--- Begin Given records ---

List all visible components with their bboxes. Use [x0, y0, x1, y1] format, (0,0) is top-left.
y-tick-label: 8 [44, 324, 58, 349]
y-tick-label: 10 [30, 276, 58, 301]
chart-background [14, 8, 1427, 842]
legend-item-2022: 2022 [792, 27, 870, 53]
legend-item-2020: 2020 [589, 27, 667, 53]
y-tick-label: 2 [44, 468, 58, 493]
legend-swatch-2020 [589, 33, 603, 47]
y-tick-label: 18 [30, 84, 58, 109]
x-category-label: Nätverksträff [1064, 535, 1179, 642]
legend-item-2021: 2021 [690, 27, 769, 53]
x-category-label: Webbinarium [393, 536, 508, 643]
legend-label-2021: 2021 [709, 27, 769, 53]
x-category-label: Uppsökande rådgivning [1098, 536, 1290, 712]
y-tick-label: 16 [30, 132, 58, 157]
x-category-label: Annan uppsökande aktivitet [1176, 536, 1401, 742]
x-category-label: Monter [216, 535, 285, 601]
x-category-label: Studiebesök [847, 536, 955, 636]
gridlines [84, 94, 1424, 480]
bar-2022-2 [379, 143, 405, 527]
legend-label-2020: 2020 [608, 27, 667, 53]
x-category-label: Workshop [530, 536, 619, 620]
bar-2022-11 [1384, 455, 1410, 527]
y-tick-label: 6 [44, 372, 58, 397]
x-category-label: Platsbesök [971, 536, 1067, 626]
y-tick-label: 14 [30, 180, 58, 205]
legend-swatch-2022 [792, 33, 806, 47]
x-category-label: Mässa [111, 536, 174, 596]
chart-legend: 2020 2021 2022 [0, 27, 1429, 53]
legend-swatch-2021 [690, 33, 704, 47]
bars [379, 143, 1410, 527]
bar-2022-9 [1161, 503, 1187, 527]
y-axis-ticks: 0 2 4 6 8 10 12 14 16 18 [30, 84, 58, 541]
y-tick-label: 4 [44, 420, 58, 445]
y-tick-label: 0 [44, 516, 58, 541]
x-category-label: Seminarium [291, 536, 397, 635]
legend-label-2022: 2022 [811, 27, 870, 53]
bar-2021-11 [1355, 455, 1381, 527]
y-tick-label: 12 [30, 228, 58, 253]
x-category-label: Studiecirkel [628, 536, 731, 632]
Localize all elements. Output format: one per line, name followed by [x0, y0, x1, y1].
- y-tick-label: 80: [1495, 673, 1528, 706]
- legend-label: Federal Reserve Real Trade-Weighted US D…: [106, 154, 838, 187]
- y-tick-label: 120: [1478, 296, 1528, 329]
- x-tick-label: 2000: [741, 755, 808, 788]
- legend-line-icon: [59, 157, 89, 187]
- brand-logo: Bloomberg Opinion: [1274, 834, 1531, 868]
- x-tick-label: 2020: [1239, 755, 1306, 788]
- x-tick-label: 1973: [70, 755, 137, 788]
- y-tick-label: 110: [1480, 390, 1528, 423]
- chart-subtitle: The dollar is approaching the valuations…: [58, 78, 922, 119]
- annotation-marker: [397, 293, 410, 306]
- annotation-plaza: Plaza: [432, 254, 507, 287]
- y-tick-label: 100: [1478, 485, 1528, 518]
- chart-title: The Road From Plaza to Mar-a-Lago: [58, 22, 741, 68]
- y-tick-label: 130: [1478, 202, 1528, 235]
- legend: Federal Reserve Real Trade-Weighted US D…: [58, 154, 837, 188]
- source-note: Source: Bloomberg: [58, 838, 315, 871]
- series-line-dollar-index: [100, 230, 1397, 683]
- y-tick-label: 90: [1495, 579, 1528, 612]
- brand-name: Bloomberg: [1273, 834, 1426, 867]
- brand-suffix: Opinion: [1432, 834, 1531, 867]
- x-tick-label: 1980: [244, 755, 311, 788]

--- End Given records ---

**Task details**.
Collect every line of the material that contains the string "brand", treating uppercase and lowercase letters as different.

**Exercise answer**.
- brand-logo: Bloomberg Opinion: [1274, 834, 1531, 868]
- brand-name: Bloomberg: [1273, 834, 1426, 867]
- brand-suffix: Opinion: [1432, 834, 1531, 867]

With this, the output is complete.